• _EXERCISE_: Leave out the pictures and copy the remaining records exactly.

◆ ◆ ◆ ◆

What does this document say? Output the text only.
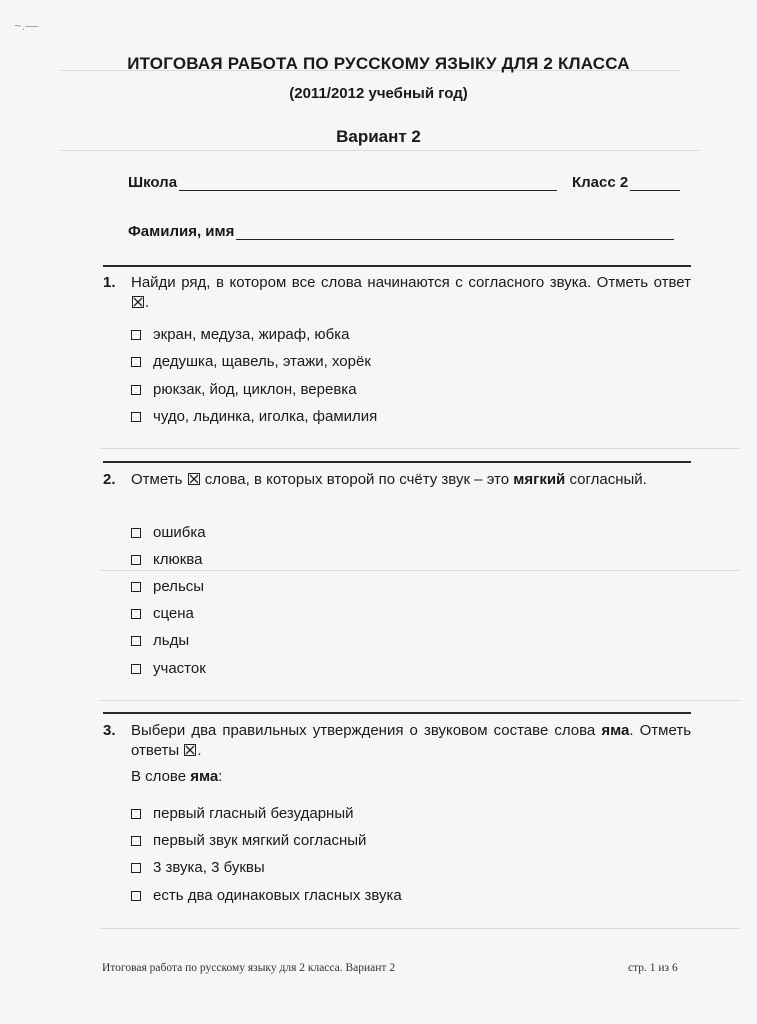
~.—
ИТОГОВАЯ РАБОТА ПО РУССКОМУ ЯЗЫКУ ДЛЯ 2 КЛАССА
(2011/2012 учебный год)
Вариант 2
Школа	Класс 2
Фамилия, имя
1. Найди ряд, в котором все слова начинаются с согласного звука. Отметь ответ
.
экран, медуза, жираф, юбка
дедушка, щавель, этажи, хорёк
рюкзак, йод, циклон, веревка
чудо, льдинка, иголка, фамилия
2. Отметь слова, в которых второй по счёту звук – это мягкий согласный.
ошибка
клюква
рельсы
сцена
льды
участок
3. Выбери два правильных утверждения о звуковом составе слова яма. Отметь ответы .
В слове яма:
первый гласный безударный
первый звук мягкий согласный
3 звука, 3 буквы
есть два одинаковых гласных звука
Итоговая работа по русскому языку для 2 класса. Вариант 2	стр. 1 из 6
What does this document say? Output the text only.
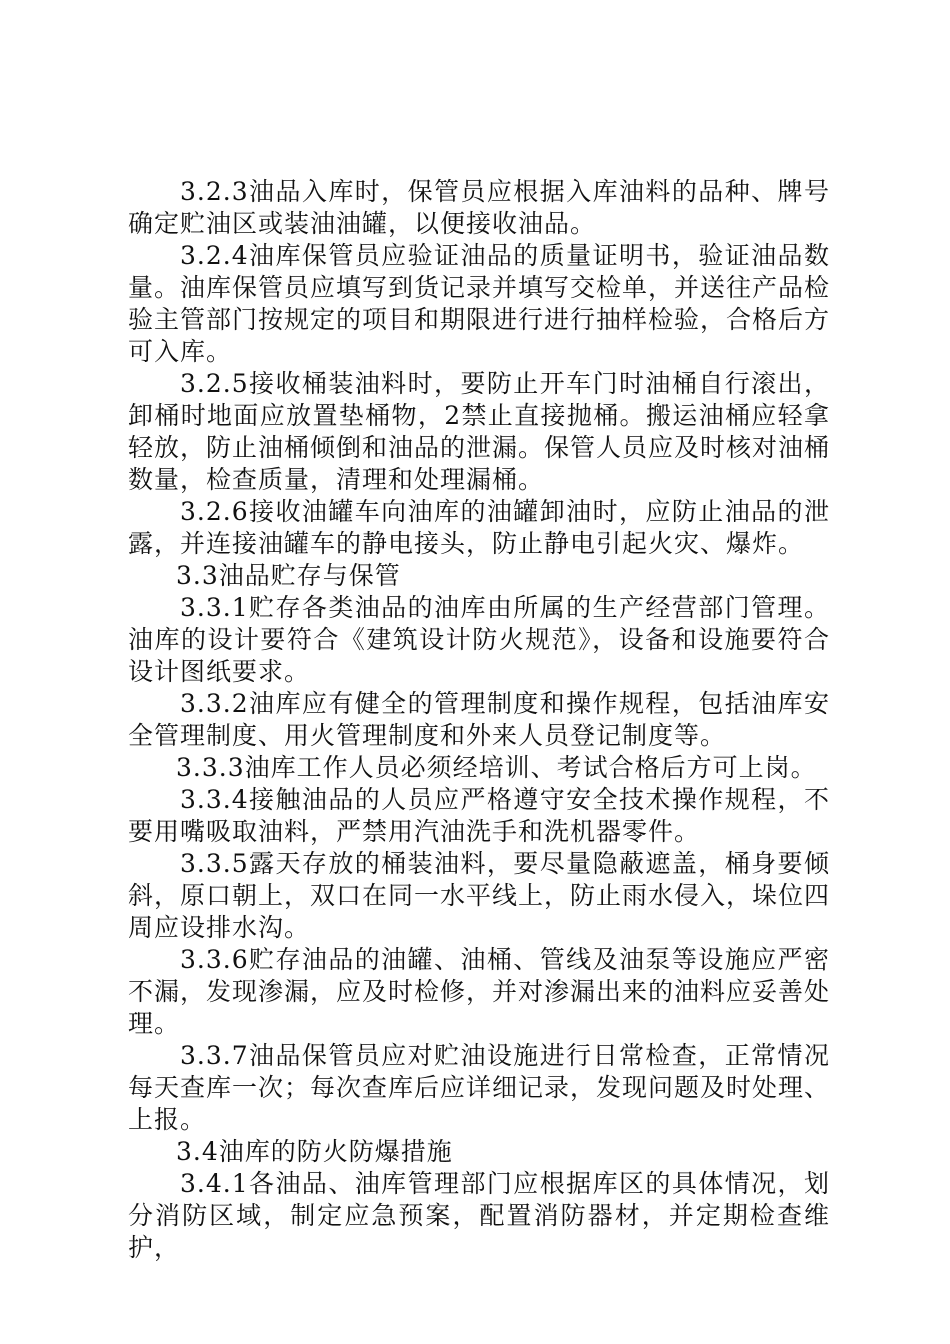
3.2.3油品入库时，保管员应根据入库油料的品种、牌号确定贮油区或装油油罐，以便接收油品。

3.2.4油库保管员应验证油品的质量证明书，验证油品数量。油库保管员应填写到货记录并填写交检单，并送往产品检验主管部门按规定的项目和期限进行进行抽样检验，合格后方可入库。

3.2.5接收桶装油料时，要防止开车门时油桶自行滚出，卸桶时地面应放置垫桶物，2禁止直接抛桶。搬运油桶应轻拿轻放，防止油桶倾倒和油品的泄漏。保管人员应及时核对油桶数量，检查质量，清理和处理漏桶。

3.2.6接收油罐车向油库的油罐卸油时，应防止油品的泄露，并连接油罐车的静电接头，防止静电引起火灾、爆炸。

3.3油品贮存与保管

3.3.1贮存各类油品的油库由所属的生产经营部门管理。油库的设计要符合《建筑设计防火规范》，设备和设施要符合设计图纸要求。

3.3.2油库应有健全的管理制度和操作规程，包括油库安全管理制度、用火管理制度和外来人员登记制度等。

3.3.3油库工作人员必须经培训、考试合格后方可上岗。

3.3.4接触油品的人员应严格遵守安全技术操作规程，不要用嘴吸取油料，严禁用汽油洗手和洗机器零件。

3.3.5露天存放的桶装油料，要尽量隐蔽遮盖，桶身要倾斜，原口朝上，双口在同一水平线上，防止雨水侵入，垛位四周应设排水沟。

3.3.6贮存油品的油罐、油桶、管线及油泵等设施应严密不漏，发现渗漏，应及时检修，并对渗漏出来的油料应妥善处理。

3.3.7油品保管员应对贮油设施进行日常检查，正常情况每天查库一次；每次查库后应详细记录，发现问题及时处理、上报。

3.4油库的防火防爆措施

3.4.1各油品、油库管理部门应根据库区的具体情况，划分消防区域，制定应急预案，配置消防器材，并定期检查维护，
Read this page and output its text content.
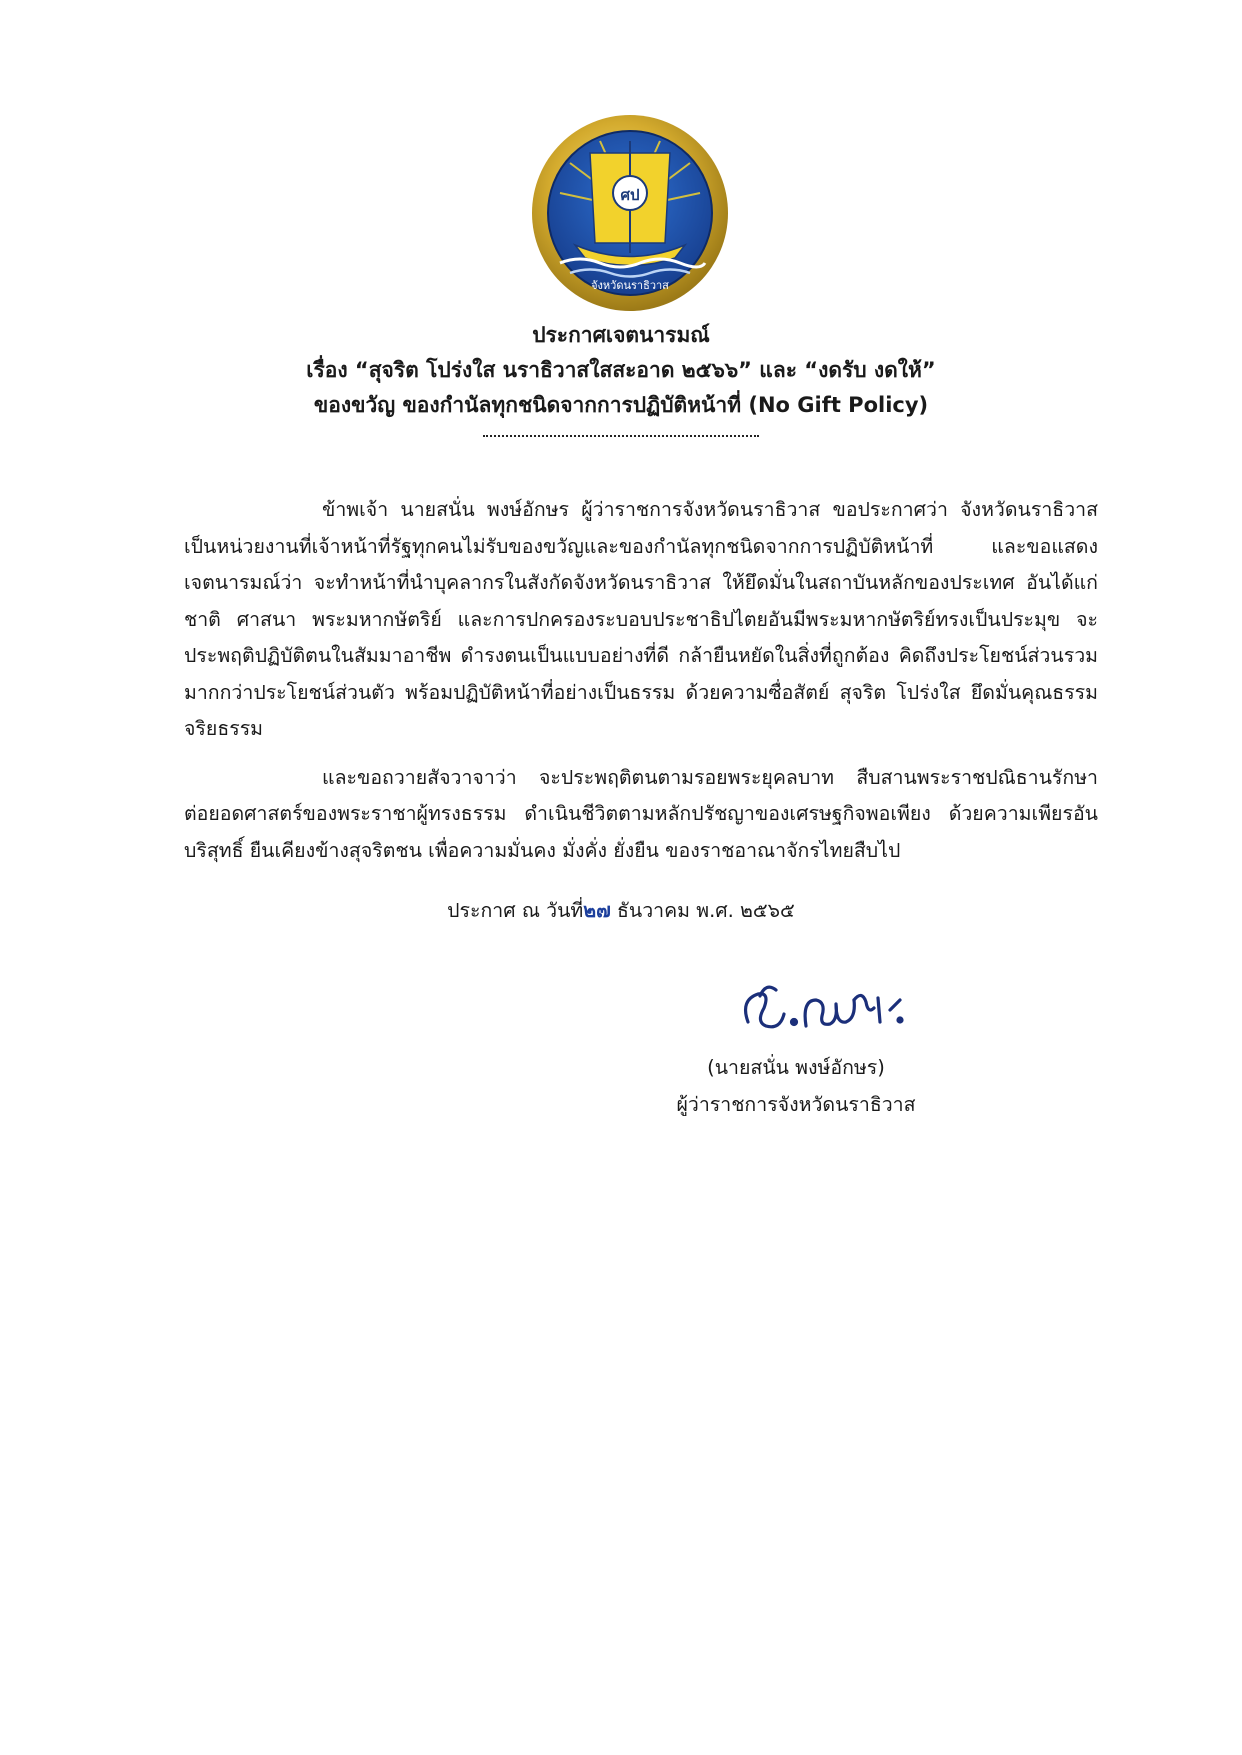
ศป
จังหวัดนราธิวาส
ประกาศเจตนารมณ์
เรื่อง “สุจริต โปร่งใส นราธิวาสใสสะอาด ๒๕๖๖” และ “งดรับ งดให้”
ของขวัญ ของกำนัลทุกชนิดจากการปฏิบัติหน้าที่ (No Gift Policy)

ข้าพเจ้า นายสนั่น พงษ์อักษร ผู้ว่าราชการจังหวัดนราธิวาส ขอประกาศว่า จังหวัดนราธิวาส เป็นหน่วยงานที่เจ้าหน้าที่รัฐทุกคนไม่รับของขวัญและของกำนัลทุกชนิดจากการปฏิบัติหน้าที่ และขอแสดงเจตนารมณ์ว่า จะทำหน้าที่นำบุคลากรในสังกัดจังหวัดนราธิวาส ให้ยึดมั่นในสถาบันหลักของประเทศ อันได้แก่ ชาติ ศาสนา พระมหากษัตริย์ และการปกครองระบอบประชาธิปไตยอันมีพระมหากษัตริย์ทรงเป็นประมุข จะประพฤติปฏิบัติตนในสัมมาอาชีพ ดำรงตนเป็นแบบอย่างที่ดี กล้ายืนหยัดในสิ่งที่ถูกต้อง คิดถึงประโยชน์ส่วนรวมมากกว่าประโยชน์ส่วนตัว พร้อมปฏิบัติหน้าที่อย่างเป็นธรรม ด้วยความซื่อสัตย์ สุจริต โปร่งใส ยึดมั่นคุณธรรม จริยธรรม

และขอถวายสัจวาจาว่า จะประพฤติตนตามรอยพระยุคลบาท สืบสานพระราชปณิธานรักษาต่อยอดศาสตร์ของพระราชาผู้ทรงธรรม ดำเนินชีวิตตามหลักปรัชญาของเศรษฐกิจพอเพียง ด้วยความเพียรอันบริสุทธิ์ ยืนเคียงข้างสุจริตชน เพื่อความมั่นคง มั่งคั่ง ยั่งยืน ของราชอาณาจักรไทยสืบไป

ประกาศ ณ วันที่๒๗ ธันวาคม พ.ศ. ๒๕๖๕
(นายสนั่น พงษ์อักษร)
ผู้ว่าราชการจังหวัดนราธิวาส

◆ ◆ ◆ ◆

• _SOLUTION FOR THIS EXERCISE_:
What does this document say? Output the text only.
~.—
ИТОГОВАЯ РАБОТА ПО РУССКОМУ ЯЗЫКУ ДЛЯ 2 КЛАССА
(2011/2012 учебный год)
Вариант 2
Школа	Класс 2
Фамилия, имя
1. Найди ряд, в котором все слова начинаются с согласного звука. Отметь ответ
.
экран, медуза, жираф, юбка
дедушка, щавель, этажи, хорёк
рюкзак, йод, циклон, веревка
чудо, льдинка, иголка, фамилия
2. Отметь слова, в которых второй по счёту звук – это мягкий согласный.
ошибка
клюква
рельсы
сцена
льды
участок
3. Выбери два правильных утверждения о звуковом составе слова яма. Отметь ответы .
В слове яма:
первый гласный безударный
первый звук мягкий согласный
3 звука, 3 буквы
есть два одинаковых гласных звука
Итоговая работа по русскому языку для 2 класса. Вариант 2	стр. 1 из 6
What does this document say? Output the text only.
3.2.3油品入库时，保管员应根据入库油料的品种、牌号确定贮油区或装油油罐，以便接收油品。

3.2.4油库保管员应验证油品的质量证明书，验证油品数量。油库保管员应填写到货记录并填写交检单，并送往产品检验主管部门按规定的项目和期限进行进行抽样检验，合格后方可入库。

3.2.5接收桶装油料时，要防止开车门时油桶自行滚出，卸桶时地面应放置垫桶物，2禁止直接抛桶。搬运油桶应轻拿轻放，防止油桶倾倒和油品的泄漏。保管人员应及时核对油桶数量，检查质量，清理和处理漏桶。

3.2.6接收油罐车向油库的油罐卸油时，应防止油品的泄露，并连接油罐车的静电接头，防止静电引起火灾、爆炸。

3.3油品贮存与保管

3.3.1贮存各类油品的油库由所属的生产经营部门管理。油库的设计要符合《建筑设计防火规范》，设备和设施要符合设计图纸要求。

3.3.2油库应有健全的管理制度和操作规程，包括油库安全管理制度、用火管理制度和外来人员登记制度等。

3.3.3油库工作人员必须经培训、考试合格后方可上岗。

3.3.4接触油品的人员应严格遵守安全技术操作规程，不要用嘴吸取油料，严禁用汽油洗手和洗机器零件。

3.3.5露天存放的桶装油料，要尽量隐蔽遮盖，桶身要倾斜，原口朝上，双口在同一水平线上，防止雨水侵入，垛位四周应设排水沟。

3.3.6贮存油品的油罐、油桶、管线及油泵等设施应严密不漏，发现渗漏，应及时检修，并对渗漏出来的油料应妥善处理。

3.3.7油品保管员应对贮油设施进行日常检查，正常情况每天查库一次；每次查库后应详细记录，发现问题及时处理、上报。

3.4油库的防火防爆措施

3.4.1各油品、油库管理部门应根据库区的具体情况，划分消防区域，制定应急预案，配置消防器材，并定期检查维护，
Read this page and output its text content.
ศป
จังหวัดนราธิวาส
ประกาศเจตนารมณ์
เรื่อง “สุจริต โปร่งใส นราธิวาสใสสะอาด ๒๕๖๖” และ “งดรับ งดให้”
ของขวัญ ของกำนัลทุกชนิดจากการปฏิบัติหน้าที่ (No Gift Policy)

ข้าพเจ้า นายสนั่น พงษ์อักษร ผู้ว่าราชการจังหวัดนราธิวาส ขอประกาศว่า จังหวัดนราธิวาส เป็นหน่วยงานที่เจ้าหน้าที่รัฐทุกคนไม่รับของขวัญและของกำนัลทุกชนิดจากการปฏิบัติหน้าที่ และขอแสดงเจตนารมณ์ว่า จะทำหน้าที่นำบุคลากรในสังกัดจังหวัดนราธิวาส ให้ยึดมั่นในสถาบันหลักของประเทศ อันได้แก่ ชาติ ศาสนา พระมหากษัตริย์ และการปกครองระบอบประชาธิปไตยอันมีพระมหากษัตริย์ทรงเป็นประมุข จะประพฤติปฏิบัติตนในสัมมาอาชีพ ดำรงตนเป็นแบบอย่างที่ดี กล้ายืนหยัดในสิ่งที่ถูกต้อง คิดถึงประโยชน์ส่วนรวมมากกว่าประโยชน์ส่วนตัว พร้อมปฏิบัติหน้าที่อย่างเป็นธรรม ด้วยความซื่อสัตย์ สุจริต โปร่งใส ยึดมั่นคุณธรรม จริยธรรม

และขอถวายสัจวาจาว่า จะประพฤติตนตามรอยพระยุคลบาท สืบสานพระราชปณิธานรักษาต่อยอดศาสตร์ของพระราชาผู้ทรงธรรม ดำเนินชีวิตตามหลักปรัชญาของเศรษฐกิจพอเพียง ด้วยความเพียรอันบริสุทธิ์ ยืนเคียงข้างสุจริตชน เพื่อความมั่นคง มั่งคั่ง ยั่งยืน ของราชอาณาจักรไทยสืบไป

ประกาศ ณ วันที่๒๗ ธันวาคม พ.ศ. ๒๕๖๕
(นายสนั่น พงษ์อักษร)
ผู้ว่าราชการจังหวัดนราธิวาส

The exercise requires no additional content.